[Data records]

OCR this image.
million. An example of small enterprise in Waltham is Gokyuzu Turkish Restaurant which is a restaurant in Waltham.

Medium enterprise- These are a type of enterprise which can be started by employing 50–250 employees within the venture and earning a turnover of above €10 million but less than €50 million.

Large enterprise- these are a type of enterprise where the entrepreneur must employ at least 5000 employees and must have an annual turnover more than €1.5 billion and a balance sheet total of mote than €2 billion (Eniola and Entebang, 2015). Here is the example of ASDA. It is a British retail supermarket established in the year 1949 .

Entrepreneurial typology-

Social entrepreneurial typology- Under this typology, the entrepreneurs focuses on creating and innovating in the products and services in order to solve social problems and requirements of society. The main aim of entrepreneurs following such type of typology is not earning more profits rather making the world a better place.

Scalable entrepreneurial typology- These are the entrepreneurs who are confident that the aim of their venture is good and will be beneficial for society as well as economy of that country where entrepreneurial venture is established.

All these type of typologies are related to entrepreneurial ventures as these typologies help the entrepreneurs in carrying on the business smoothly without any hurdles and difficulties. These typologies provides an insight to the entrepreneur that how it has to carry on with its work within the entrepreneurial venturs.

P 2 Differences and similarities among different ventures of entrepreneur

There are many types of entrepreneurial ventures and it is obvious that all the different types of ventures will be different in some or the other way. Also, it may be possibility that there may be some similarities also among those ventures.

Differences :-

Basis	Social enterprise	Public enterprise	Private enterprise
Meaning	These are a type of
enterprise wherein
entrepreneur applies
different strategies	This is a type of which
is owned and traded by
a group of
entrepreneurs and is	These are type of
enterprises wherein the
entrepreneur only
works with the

* _Required work_: Return all lines of the material above in which the word "wherein" occurs.

* _Full output_:
enterprise wherein
enterprises wherein the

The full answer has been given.